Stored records
····················

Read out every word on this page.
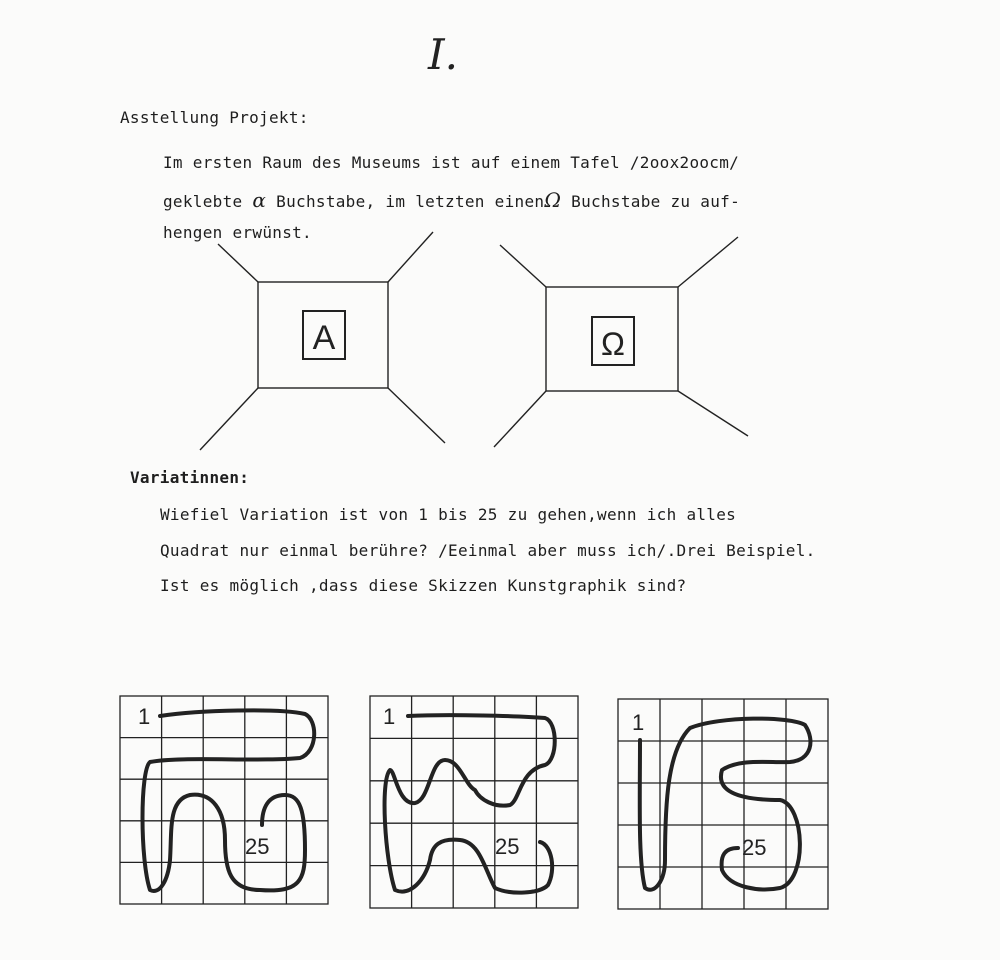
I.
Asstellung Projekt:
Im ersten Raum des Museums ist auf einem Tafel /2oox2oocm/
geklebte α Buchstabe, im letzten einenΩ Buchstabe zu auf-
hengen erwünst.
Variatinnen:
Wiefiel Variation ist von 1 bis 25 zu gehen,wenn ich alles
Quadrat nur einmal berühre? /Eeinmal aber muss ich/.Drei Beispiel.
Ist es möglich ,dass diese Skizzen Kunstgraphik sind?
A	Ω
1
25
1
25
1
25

····················

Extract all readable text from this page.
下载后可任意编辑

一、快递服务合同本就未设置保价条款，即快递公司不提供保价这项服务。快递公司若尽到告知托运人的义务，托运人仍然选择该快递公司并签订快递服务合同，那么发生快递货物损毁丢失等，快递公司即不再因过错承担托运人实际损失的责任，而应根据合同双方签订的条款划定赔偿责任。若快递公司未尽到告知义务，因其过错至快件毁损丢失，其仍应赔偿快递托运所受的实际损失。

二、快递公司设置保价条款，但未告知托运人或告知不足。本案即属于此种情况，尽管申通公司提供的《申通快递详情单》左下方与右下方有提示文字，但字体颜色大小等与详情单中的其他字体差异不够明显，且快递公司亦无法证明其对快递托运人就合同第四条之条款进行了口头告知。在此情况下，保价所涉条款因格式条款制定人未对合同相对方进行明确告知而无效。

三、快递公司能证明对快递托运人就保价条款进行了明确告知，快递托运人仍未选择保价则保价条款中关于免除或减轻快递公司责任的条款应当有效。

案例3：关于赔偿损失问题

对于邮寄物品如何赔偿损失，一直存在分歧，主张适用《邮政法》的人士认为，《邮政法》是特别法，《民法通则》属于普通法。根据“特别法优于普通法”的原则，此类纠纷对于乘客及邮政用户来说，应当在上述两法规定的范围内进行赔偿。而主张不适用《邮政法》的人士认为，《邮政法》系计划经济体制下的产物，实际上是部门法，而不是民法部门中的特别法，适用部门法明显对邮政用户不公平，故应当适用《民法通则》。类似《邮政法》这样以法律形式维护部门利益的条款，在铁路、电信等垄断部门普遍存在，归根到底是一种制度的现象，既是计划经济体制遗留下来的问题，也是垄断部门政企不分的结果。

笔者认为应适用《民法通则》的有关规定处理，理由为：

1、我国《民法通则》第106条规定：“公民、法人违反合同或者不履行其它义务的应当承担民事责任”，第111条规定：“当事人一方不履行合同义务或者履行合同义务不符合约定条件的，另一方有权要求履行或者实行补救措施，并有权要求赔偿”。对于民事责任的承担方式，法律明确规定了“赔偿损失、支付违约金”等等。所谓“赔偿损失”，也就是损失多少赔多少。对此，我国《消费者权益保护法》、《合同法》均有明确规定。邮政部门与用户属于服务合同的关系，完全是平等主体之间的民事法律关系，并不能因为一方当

····················

> [Exercise objective] Your answer should be a single number: the count of lines in the entries that contain the word "page".

> [Expected output] 2